>>>

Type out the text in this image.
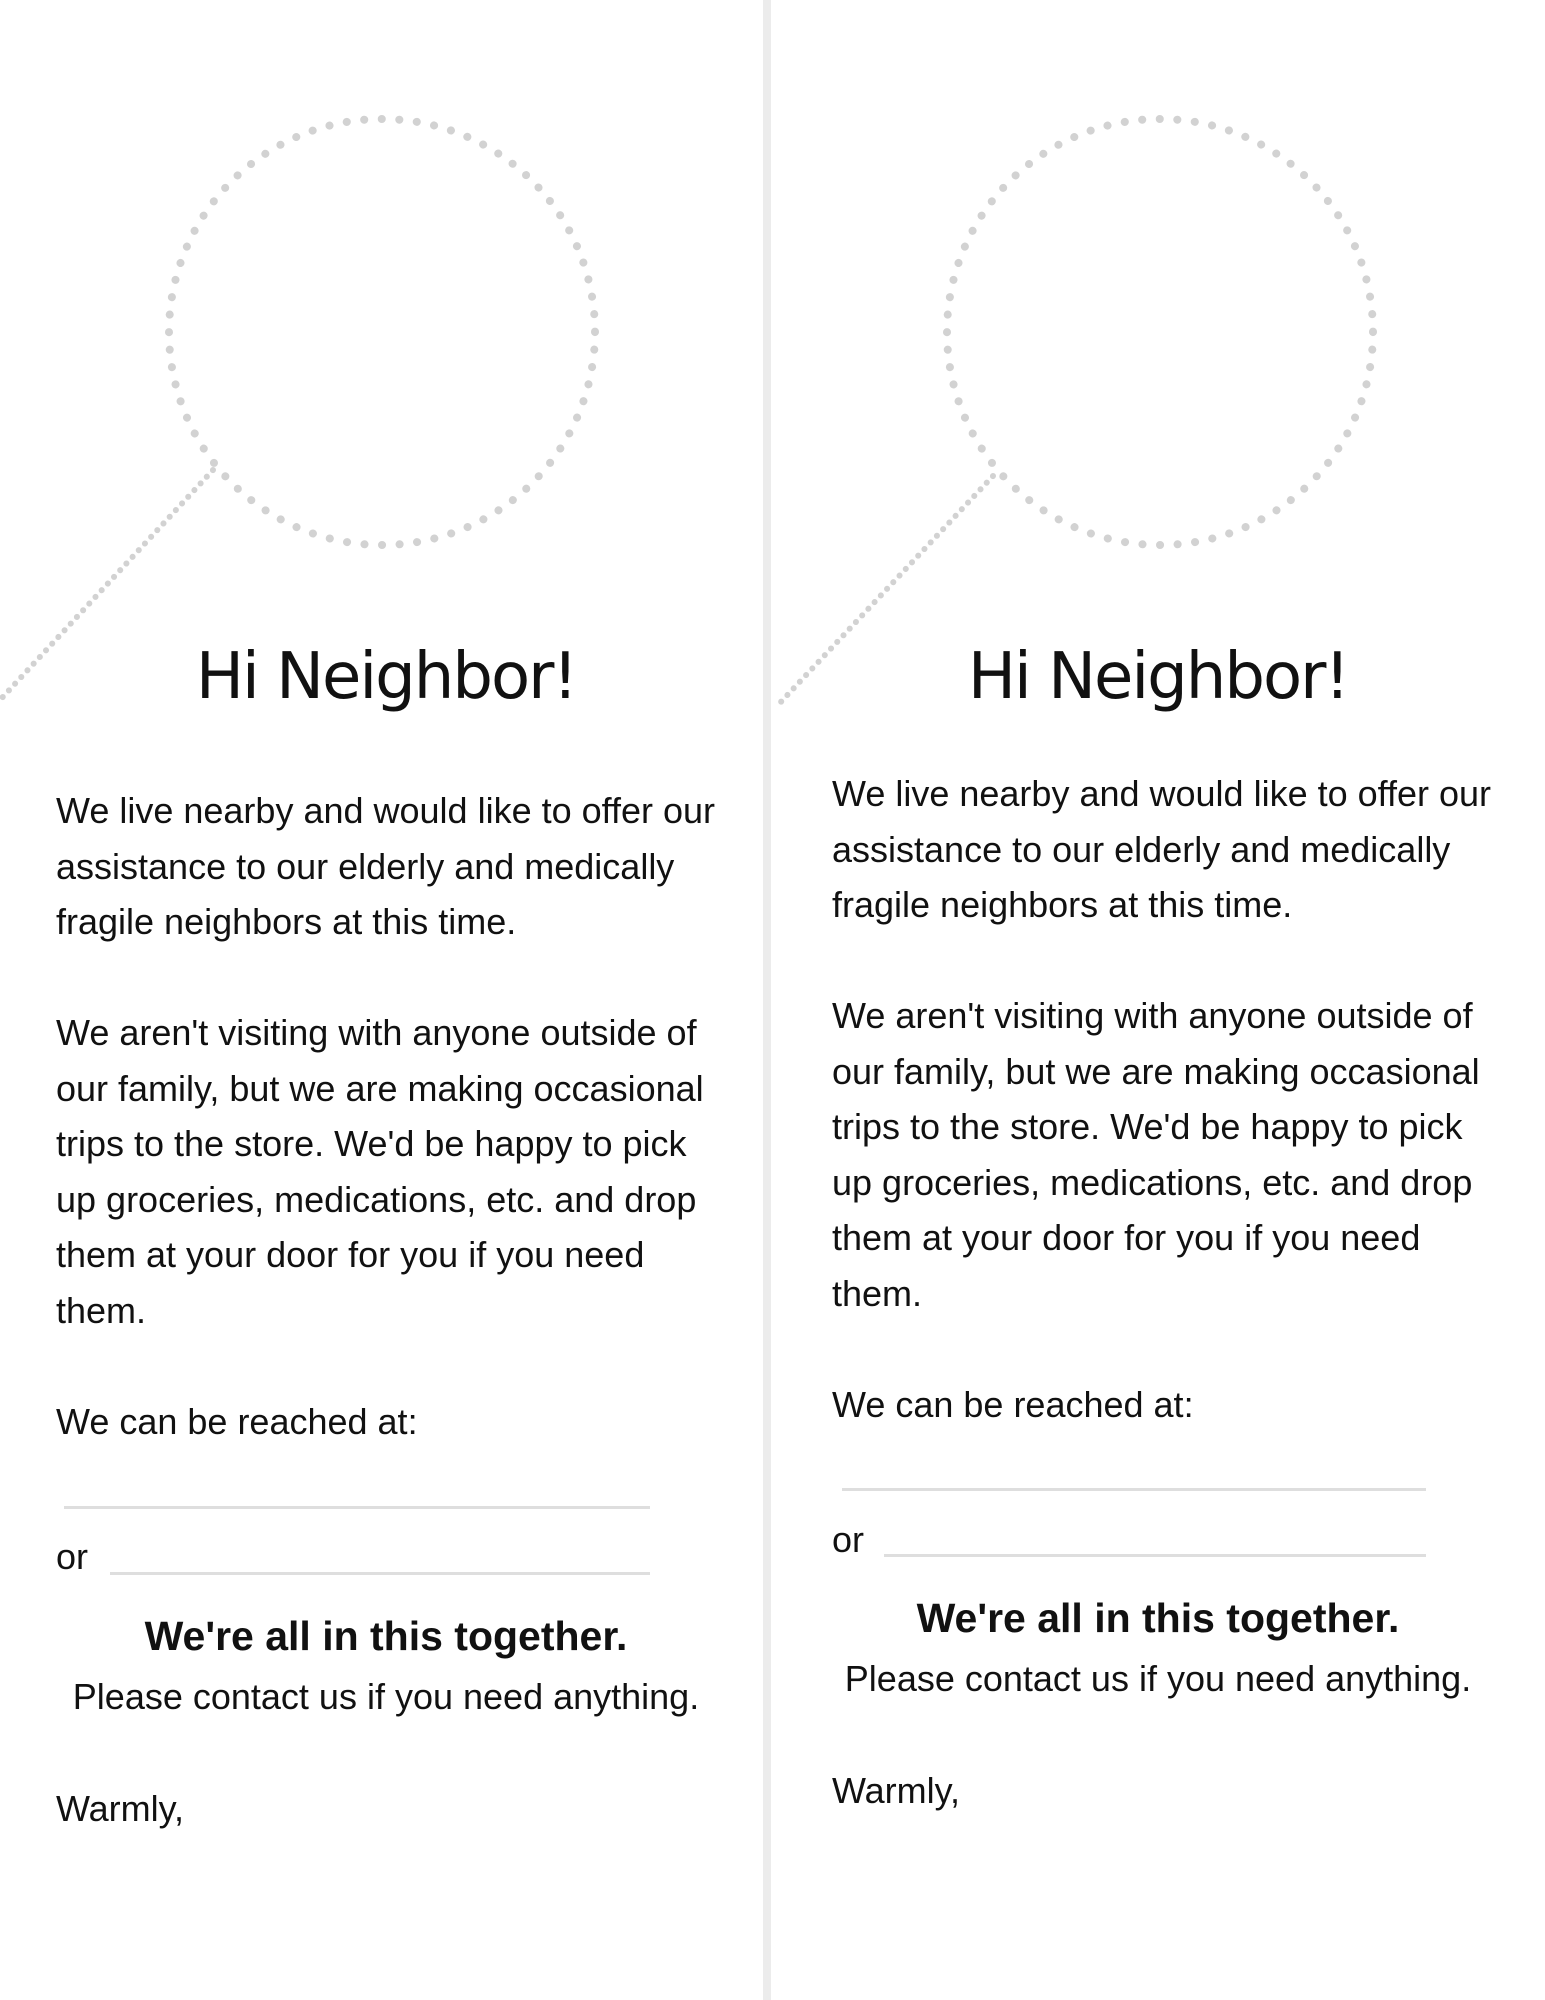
Hi Neighbor!

We live nearby and would like to offer our assistance to our elderly and medically fragile neighbors at this time.

We aren't visiting with anyone outside of our family, but we are making occasional trips to the store. We'd be happy to pick up groceries, medications, etc. and drop them at your door for you if you need them.

We can be reached at:

or
We're all in this together.
Please contact us if you need anything.
Warmly,
Hi Neighbor!

We live nearby and would like to offer our assistance to our elderly and medically fragile neighbors at this time.

We aren't visiting with anyone outside of our family, but we are making occasional trips to the store. We'd be happy to pick up groceries, medications, etc. and drop them at your door for you if you need them.

We can be reached at:

or
We're all in this together.
Please contact us if you need anything.
Warmly,
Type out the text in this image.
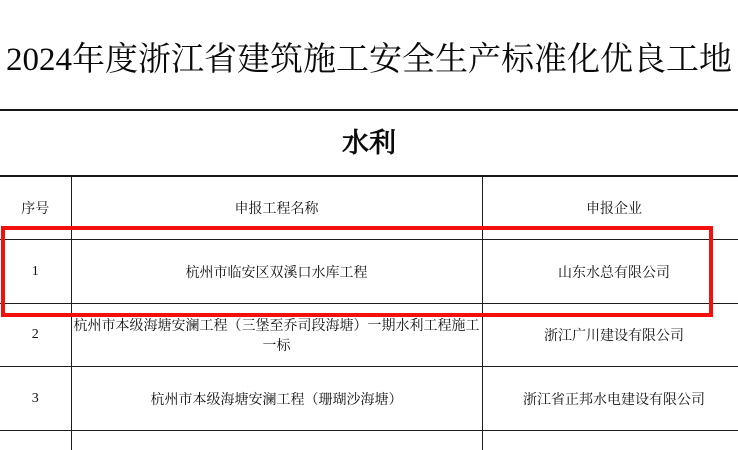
2024年度浙江省建筑施工安全生产标准化优良工地
水利
序号	申报工程名称	申报企业
1	杭州市临安区双溪口水库工程	山东水总有限公司
2	杭州市本级海塘安澜工程（三堡至乔司段海塘）一期水利工程施工一标	浙江广川建设有限公司
3	杭州市本级海塘安澜工程（珊瑚沙海塘）	浙江省正邦水电建设有限公司
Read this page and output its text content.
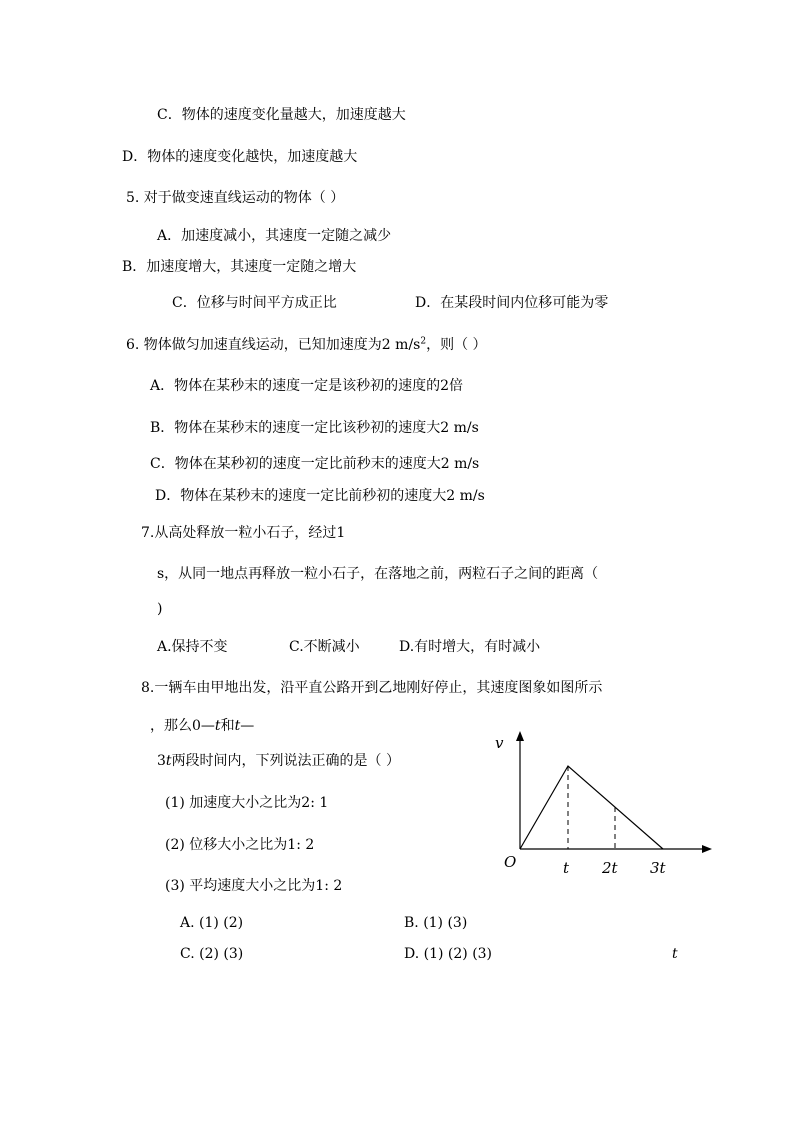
C．物体的速度变化量越大，加速度越大
D．物体的速度变化越快，加速度越大
5. 对于做变速直线运动的物体（ ）
A．加速度减小，其速度一定随之减少
B．加速度增大，其速度一定随之增大
C．位移与时间平方成正比	D．在某段时间内位移可能为零
6. 物体做匀加速直线运动，已知加速度为2 $m/s^2$，则（ ）
A．物体在某秒末的速度一定是该秒初的速度的2倍
B．物体在某秒末的速度一定比该秒初的速度大2 m/s
C．物体在某秒初的速度一定比前秒末的速度大2 m/s
D．物体在某秒末的速度一定比前秒初的速度大2 m/s
7.从高处释放一粒小石子，经过1
s，从同一地点再释放一粒小石子，在落地之前，两粒石子之间的距离（
)
A.保持不变	C.不断减小	D.有时增大，有时减小
8.一辆车由甲地出发，沿平直公路开到乙地刚好停止，其速度图象如图所示
，那么0—t和t—
3t两段时间内，下列说法正确的是（ ）
(1) 加速度大小之比为2: 1
(2) 位移大小之比为1: 2
(3) 平均速度大小之比为1: 2
A. (1) (2)	B. (1) (3)
C. (2) (3)	D. (1) (2) (3)	t
v
O	t 2t 3t
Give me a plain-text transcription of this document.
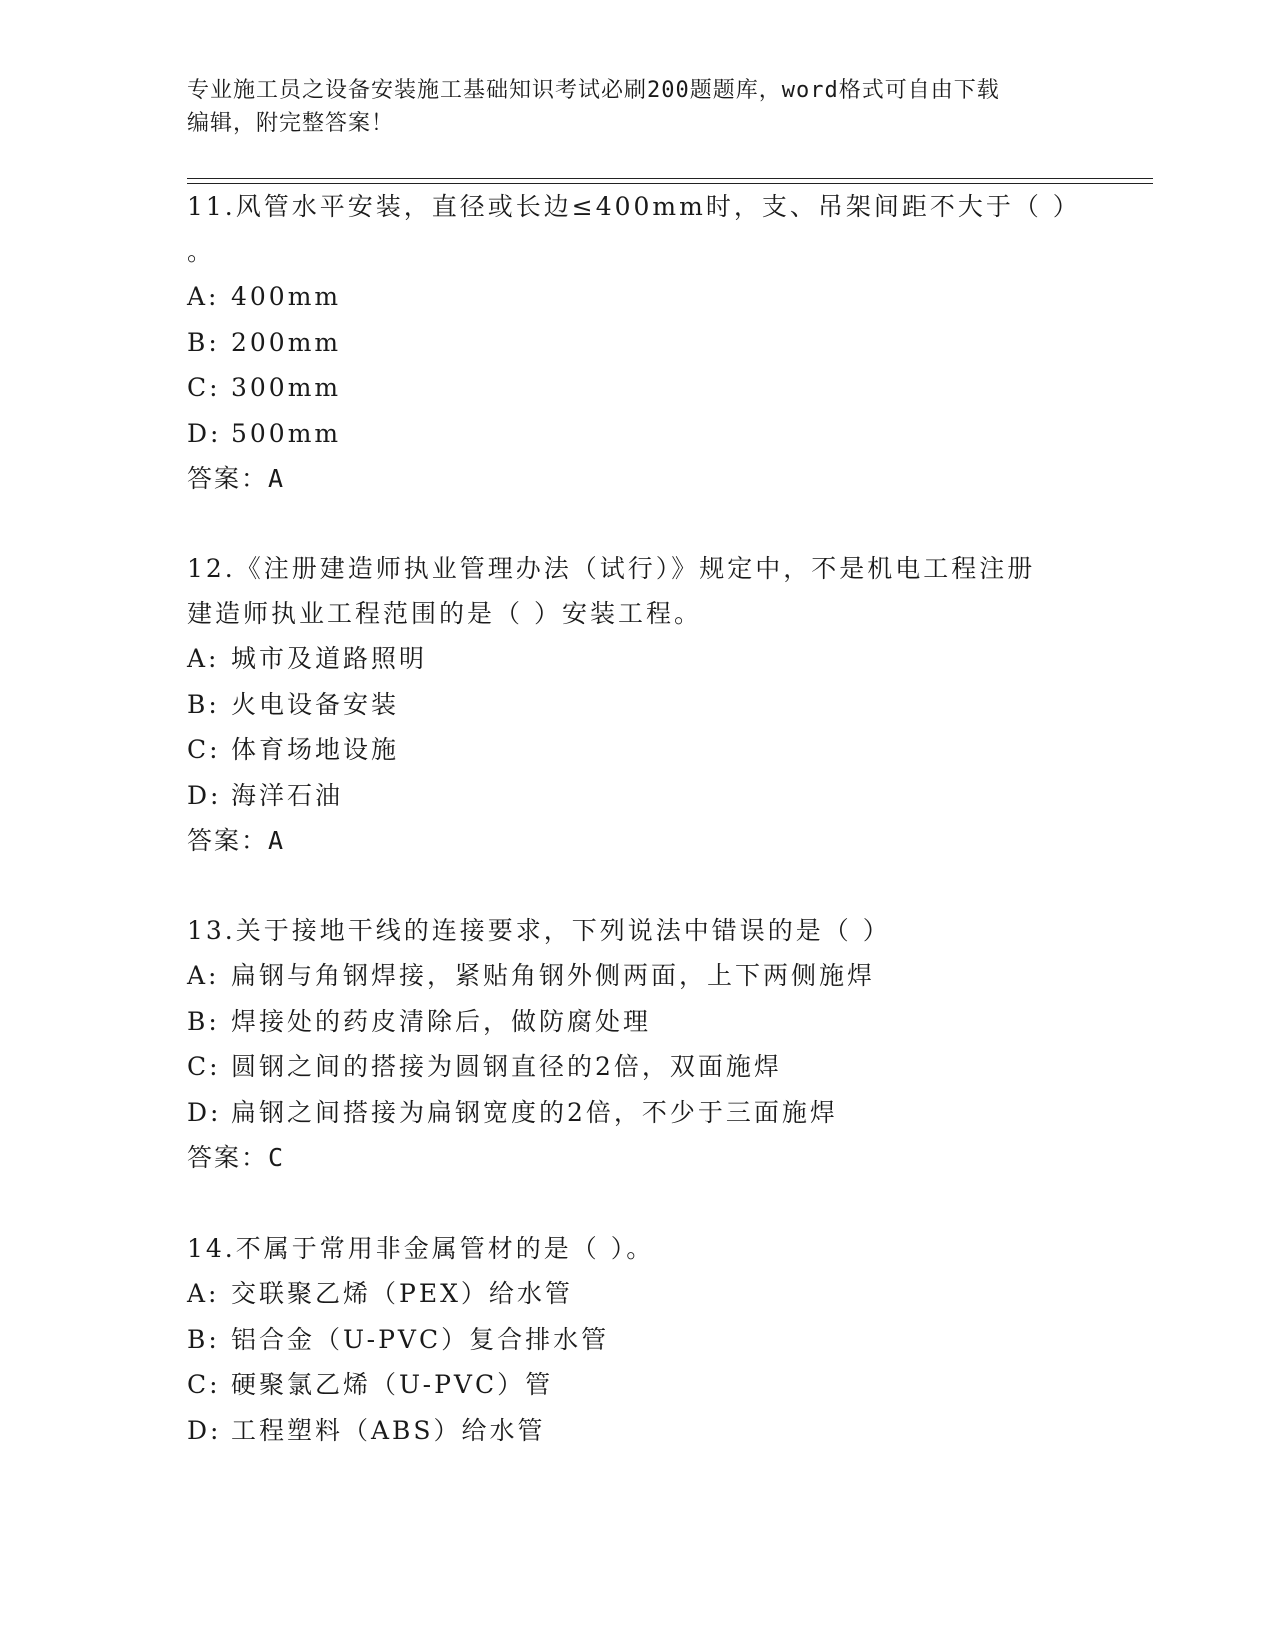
专业施工员之设备安装施工基础知识考试必刷200题题库，word格式可自由下载
编辑，附完整答案！

11.风管水平安装，直径或长边≤400mm时，支、吊架间距不大于（ ）

。

A: 400mm

B: 200mm

C: 300mm

D: 500mm

答案：A

12.《注册建造师执业管理办法（试行）》规定中，不是机电工程注册

建造师执业工程范围的是（ ）安装工程。

A: 城市及道路照明

B: 火电设备安装

C: 体育场地设施

D: 海洋石油

答案：A

13.关于接地干线的连接要求，下列说法中错误的是（ ）

A: 扁钢与角钢焊接，紧贴角钢外侧两面，上下两侧施焊

B: 焊接处的药皮清除后，做防腐处理

C: 圆钢之间的搭接为圆钢直径的2倍，双面施焊

D: 扁钢之间搭接为扁钢宽度的2倍，不少于三面施焊

答案：C

14.不属于常用非金属管材的是（ ）。

A: 交联聚乙烯（PEX）给水管

B: 铝合金（U-PVC）复合排水管

C: 硬聚氯乙烯（U-PVC）管

D: 工程塑料（ABS）给水管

<<<

What to do
Skip the pictures and write out exactly the lines from the line containing "Give me a plain-text" through the end of the listing above.

Result of the exercise
Give me a plain-text transcription of this document.
专业施工员之设备安装施工基础知识考试必刷200题题库，word格式可自由下载
编辑，附完整答案！

11.风管水平安装，直径或长边≤400mm时，支、吊架间距不大于（ ）

。

A: 400mm

B: 200mm

C: 300mm

D: 500mm

答案：A

12.《注册建造师执业管理办法（试行）》规定中，不是机电工程注册

建造师执业工程范围的是（ ）安装工程。

A: 城市及道路照明

B: 火电设备安装

C: 体育场地设施

D: 海洋石油

答案：A

13.关于接地干线的连接要求，下列说法中错误的是（ ）

A: 扁钢与角钢焊接，紧贴角钢外侧两面，上下两侧施焊

B: 焊接处的药皮清除后，做防腐处理

C: 圆钢之间的搭接为圆钢直径的2倍，双面施焊

D: 扁钢之间搭接为扁钢宽度的2倍，不少于三面施焊

答案：C

14.不属于常用非金属管材的是（ ）。

A: 交联聚乙烯（PEX）给水管

B: 铝合金（U-PVC）复合排水管

C: 硬聚氯乙烯（U-PVC）管

D: 工程塑料（ABS）给水管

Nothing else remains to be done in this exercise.